What to work on – Copy out each line containing "time" from the entries below.
== Record set ==
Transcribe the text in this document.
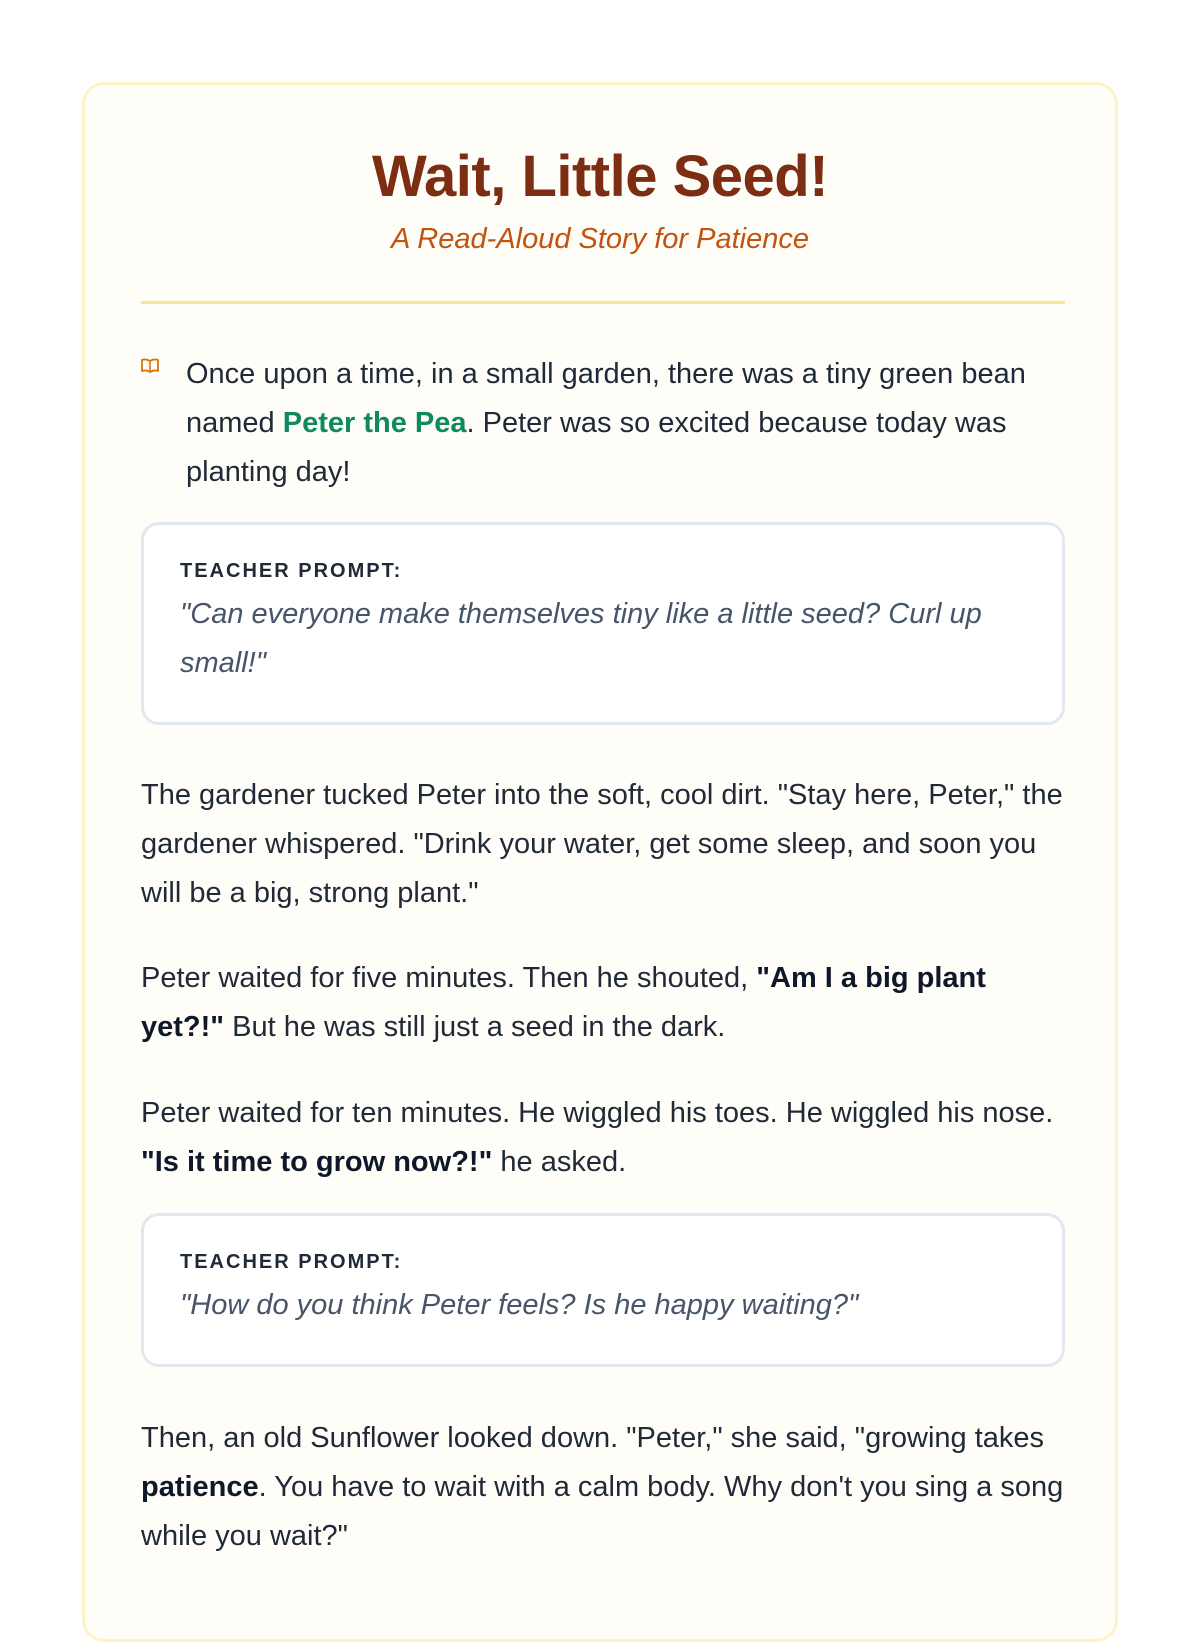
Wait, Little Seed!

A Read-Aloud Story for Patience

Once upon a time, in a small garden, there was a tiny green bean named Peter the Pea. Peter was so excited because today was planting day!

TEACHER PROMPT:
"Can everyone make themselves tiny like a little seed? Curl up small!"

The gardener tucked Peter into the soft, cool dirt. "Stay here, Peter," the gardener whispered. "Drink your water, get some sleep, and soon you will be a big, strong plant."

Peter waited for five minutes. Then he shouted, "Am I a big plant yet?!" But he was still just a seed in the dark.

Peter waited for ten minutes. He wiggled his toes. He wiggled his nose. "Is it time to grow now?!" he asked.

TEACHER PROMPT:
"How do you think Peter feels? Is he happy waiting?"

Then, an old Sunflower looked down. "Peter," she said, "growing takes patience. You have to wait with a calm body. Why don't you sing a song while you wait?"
===
== Record set ==
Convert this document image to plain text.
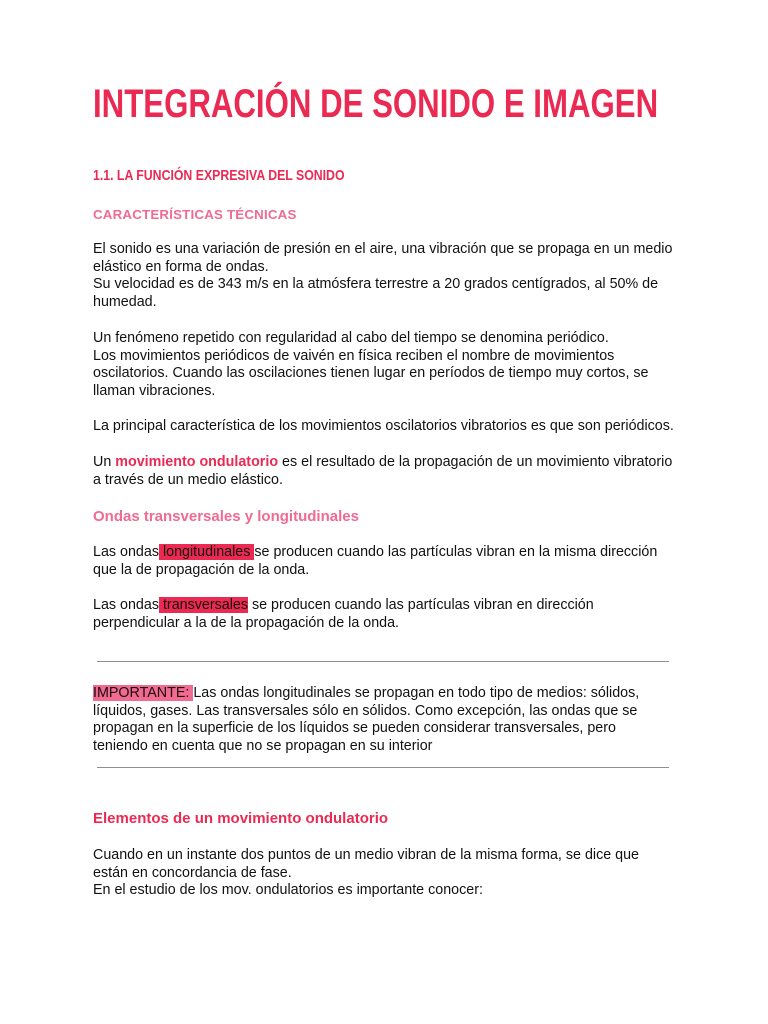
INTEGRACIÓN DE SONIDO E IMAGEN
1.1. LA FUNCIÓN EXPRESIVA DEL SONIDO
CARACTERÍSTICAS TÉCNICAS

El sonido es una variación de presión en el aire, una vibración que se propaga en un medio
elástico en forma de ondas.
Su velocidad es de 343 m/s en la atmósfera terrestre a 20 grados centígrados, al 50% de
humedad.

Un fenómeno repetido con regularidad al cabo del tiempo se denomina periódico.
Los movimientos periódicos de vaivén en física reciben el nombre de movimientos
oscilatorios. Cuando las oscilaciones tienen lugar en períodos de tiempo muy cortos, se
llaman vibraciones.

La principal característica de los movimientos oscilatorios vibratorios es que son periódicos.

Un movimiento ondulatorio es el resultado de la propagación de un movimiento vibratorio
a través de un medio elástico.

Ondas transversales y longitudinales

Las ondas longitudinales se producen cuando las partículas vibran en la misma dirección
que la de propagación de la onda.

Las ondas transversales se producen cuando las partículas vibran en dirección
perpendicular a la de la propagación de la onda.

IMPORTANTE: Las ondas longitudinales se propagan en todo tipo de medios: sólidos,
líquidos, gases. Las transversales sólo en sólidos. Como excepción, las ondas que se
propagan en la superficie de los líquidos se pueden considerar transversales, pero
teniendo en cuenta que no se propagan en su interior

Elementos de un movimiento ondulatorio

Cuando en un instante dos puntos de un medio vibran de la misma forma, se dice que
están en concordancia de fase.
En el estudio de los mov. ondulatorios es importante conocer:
===
Response –
Once upon a time, in a small garden, there was a tiny green bean named Peter the Pea. Peter was so excited because today was planting day!
Peter waited for ten minutes. He wiggled his toes. He wiggled his nose. "Is it time to grow now?!" he asked.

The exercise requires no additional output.